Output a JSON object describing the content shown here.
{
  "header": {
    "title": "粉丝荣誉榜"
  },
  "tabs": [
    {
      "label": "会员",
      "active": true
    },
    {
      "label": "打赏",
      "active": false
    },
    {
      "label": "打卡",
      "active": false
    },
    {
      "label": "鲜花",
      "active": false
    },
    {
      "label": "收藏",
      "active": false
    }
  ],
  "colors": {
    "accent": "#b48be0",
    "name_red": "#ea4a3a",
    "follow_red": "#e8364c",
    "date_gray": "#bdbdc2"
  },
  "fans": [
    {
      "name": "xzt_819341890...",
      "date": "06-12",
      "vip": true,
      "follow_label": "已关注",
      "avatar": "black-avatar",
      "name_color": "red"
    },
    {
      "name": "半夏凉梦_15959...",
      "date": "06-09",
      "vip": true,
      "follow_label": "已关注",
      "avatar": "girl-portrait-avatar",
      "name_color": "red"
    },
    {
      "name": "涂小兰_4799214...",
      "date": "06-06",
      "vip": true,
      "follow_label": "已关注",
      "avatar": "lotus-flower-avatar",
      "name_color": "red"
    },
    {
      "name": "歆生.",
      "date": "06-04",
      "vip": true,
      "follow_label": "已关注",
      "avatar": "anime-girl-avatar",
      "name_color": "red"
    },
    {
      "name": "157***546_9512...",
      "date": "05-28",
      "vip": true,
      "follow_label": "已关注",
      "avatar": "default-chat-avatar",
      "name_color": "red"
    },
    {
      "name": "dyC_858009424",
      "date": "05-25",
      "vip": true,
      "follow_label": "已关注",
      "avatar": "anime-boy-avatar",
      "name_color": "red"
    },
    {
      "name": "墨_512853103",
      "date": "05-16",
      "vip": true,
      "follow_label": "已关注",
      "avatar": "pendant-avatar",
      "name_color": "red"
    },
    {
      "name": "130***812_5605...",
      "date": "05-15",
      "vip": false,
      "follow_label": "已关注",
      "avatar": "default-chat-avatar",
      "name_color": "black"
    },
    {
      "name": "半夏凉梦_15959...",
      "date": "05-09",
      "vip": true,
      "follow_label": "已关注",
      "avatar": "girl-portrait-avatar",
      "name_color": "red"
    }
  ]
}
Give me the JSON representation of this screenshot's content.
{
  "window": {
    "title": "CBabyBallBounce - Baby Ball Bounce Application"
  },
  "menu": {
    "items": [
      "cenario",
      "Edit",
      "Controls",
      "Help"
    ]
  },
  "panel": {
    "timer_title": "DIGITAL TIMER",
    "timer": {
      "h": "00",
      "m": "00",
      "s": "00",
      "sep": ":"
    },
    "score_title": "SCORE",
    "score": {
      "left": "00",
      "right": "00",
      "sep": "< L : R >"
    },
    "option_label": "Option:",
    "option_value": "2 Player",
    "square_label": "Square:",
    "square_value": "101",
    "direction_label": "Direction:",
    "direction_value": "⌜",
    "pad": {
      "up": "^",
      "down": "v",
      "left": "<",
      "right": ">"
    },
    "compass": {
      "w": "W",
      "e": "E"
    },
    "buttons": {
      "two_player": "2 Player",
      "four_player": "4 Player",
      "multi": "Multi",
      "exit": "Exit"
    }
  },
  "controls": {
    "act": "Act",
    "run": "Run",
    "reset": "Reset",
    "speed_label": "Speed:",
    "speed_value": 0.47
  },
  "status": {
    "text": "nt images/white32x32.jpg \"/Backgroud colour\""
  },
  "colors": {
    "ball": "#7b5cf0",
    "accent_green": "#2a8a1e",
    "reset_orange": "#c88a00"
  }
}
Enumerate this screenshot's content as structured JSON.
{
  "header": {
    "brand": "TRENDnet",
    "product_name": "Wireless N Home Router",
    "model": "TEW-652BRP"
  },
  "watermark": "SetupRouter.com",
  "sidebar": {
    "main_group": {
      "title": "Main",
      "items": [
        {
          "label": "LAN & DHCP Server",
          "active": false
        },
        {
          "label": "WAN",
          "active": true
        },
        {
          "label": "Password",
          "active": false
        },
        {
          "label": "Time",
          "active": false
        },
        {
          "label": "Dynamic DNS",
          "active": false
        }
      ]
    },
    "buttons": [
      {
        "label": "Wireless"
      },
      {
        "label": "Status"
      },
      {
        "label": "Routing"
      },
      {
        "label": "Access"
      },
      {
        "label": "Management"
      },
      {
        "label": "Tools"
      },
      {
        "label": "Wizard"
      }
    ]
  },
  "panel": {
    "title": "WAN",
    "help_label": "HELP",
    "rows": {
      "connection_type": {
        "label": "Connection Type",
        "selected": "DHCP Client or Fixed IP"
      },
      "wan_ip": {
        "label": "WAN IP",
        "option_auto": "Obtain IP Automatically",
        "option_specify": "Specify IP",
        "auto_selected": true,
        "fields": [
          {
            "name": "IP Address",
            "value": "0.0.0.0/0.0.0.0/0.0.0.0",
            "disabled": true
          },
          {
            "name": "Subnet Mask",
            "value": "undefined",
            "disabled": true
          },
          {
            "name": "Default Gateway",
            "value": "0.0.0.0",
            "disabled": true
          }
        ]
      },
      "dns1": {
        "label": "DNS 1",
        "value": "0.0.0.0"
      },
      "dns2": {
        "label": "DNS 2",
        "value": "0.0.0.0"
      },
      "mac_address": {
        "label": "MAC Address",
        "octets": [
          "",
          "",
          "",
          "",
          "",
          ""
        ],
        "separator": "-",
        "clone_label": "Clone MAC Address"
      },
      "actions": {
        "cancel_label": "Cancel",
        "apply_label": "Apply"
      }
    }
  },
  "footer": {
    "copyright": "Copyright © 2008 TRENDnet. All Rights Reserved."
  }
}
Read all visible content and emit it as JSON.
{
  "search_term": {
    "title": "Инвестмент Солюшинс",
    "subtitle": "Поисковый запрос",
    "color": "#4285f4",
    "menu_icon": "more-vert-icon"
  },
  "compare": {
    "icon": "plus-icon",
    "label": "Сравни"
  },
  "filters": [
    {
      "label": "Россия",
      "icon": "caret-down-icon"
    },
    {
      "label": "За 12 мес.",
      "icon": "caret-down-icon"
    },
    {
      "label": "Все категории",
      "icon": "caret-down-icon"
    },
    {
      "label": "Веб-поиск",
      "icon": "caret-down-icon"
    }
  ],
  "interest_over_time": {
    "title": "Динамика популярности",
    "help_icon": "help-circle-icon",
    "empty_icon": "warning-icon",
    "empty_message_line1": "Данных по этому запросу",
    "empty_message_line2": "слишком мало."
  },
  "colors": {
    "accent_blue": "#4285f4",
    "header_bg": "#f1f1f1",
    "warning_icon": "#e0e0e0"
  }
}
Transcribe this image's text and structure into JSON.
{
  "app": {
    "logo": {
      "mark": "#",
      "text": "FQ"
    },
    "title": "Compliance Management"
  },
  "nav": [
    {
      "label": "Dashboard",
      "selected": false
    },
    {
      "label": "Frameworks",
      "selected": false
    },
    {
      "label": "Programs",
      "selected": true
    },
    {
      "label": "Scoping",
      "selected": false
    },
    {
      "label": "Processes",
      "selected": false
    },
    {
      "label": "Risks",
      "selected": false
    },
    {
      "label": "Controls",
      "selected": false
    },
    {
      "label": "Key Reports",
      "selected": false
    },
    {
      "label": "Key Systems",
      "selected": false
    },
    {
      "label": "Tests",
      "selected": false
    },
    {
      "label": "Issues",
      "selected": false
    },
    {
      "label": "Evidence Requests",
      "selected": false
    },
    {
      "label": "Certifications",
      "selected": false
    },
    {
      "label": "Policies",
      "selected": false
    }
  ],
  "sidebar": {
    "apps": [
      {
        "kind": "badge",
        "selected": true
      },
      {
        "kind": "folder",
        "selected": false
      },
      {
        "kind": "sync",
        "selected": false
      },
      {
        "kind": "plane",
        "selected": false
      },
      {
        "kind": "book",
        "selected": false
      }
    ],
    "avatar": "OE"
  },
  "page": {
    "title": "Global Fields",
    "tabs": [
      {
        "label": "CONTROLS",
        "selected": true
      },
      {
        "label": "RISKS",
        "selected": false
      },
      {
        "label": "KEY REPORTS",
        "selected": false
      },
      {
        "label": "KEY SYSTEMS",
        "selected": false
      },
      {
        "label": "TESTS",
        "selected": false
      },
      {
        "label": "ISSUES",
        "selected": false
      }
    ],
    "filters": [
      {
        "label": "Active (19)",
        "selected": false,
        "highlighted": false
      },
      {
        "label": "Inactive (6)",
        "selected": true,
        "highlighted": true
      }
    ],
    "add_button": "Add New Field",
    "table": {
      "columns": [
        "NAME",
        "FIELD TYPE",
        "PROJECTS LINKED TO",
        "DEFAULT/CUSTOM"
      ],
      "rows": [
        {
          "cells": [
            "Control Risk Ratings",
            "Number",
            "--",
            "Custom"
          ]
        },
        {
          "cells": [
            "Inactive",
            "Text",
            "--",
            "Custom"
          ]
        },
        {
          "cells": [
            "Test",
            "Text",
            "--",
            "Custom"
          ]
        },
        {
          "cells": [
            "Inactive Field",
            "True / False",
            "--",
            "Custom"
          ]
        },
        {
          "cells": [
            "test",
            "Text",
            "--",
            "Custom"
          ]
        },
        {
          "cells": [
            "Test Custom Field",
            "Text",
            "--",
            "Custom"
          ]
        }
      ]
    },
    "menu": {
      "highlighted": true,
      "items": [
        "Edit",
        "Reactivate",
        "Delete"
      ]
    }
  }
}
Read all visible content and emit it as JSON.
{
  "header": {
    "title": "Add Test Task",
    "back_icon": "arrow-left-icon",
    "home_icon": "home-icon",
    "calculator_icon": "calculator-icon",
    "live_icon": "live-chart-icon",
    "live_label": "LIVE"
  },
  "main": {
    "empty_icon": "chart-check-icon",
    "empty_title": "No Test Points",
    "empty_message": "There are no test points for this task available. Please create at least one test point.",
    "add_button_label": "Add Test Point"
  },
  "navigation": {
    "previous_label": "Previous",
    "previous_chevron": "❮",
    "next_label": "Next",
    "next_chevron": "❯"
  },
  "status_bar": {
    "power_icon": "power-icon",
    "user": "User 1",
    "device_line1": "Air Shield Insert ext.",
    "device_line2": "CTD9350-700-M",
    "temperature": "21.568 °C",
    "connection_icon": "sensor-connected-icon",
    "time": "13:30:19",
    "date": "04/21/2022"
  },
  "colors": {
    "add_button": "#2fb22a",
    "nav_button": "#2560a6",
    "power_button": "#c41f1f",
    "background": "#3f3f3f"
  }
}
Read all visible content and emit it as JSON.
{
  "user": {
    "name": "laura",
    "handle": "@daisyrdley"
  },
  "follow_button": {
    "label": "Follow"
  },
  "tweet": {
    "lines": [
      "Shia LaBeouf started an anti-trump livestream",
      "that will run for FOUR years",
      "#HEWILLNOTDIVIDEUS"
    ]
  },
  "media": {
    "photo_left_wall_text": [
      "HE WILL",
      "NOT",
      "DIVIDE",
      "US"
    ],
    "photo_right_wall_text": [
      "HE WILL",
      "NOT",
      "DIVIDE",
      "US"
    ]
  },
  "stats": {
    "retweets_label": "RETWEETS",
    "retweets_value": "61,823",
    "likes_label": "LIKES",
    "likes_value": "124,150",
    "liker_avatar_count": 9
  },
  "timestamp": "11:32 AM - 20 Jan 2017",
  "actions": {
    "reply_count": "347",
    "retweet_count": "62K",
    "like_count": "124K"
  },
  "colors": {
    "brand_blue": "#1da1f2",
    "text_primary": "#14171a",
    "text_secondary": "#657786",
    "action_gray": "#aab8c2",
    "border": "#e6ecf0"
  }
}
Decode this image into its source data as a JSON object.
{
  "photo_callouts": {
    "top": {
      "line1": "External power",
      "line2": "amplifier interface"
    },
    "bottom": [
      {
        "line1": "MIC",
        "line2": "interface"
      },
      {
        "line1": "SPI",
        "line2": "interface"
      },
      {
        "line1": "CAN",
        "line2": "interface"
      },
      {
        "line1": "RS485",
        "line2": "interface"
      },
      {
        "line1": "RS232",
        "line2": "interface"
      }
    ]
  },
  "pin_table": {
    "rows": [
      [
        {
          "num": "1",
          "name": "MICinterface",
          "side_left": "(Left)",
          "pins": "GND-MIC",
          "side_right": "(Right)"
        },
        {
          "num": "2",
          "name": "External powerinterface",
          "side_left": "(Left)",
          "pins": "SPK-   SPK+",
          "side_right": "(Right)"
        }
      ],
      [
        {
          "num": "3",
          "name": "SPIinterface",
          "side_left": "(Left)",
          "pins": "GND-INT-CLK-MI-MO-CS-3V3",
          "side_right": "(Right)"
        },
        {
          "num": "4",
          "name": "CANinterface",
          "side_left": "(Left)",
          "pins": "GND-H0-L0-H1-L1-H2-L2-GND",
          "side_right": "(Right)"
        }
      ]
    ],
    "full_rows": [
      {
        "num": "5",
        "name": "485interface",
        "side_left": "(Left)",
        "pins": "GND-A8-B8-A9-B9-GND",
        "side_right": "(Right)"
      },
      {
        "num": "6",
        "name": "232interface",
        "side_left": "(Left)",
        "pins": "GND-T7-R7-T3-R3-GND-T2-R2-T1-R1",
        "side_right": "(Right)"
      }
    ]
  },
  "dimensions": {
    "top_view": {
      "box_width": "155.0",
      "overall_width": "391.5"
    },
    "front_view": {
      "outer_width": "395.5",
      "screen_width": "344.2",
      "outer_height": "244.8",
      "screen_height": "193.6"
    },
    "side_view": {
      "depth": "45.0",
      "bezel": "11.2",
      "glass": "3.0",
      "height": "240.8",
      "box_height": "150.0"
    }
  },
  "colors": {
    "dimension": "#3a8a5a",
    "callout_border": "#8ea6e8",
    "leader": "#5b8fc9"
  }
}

* * * *

▶ **Exercise**
Return every line of the preceding records in which the word "JSON" appears.

▶ **Finished task**
Output a JSON object describing the content shown here.
Give me the JSON representation of this screenshot's content.
Enumerate this screenshot's content as structured JSON.
Read all visible content and emit it as JSON.
Transcribe this image's text and structure into JSON.
Read all visible content and emit it as JSON.
Read all visible content and emit it as JSON.
Decode this image into its source data as a JSON object.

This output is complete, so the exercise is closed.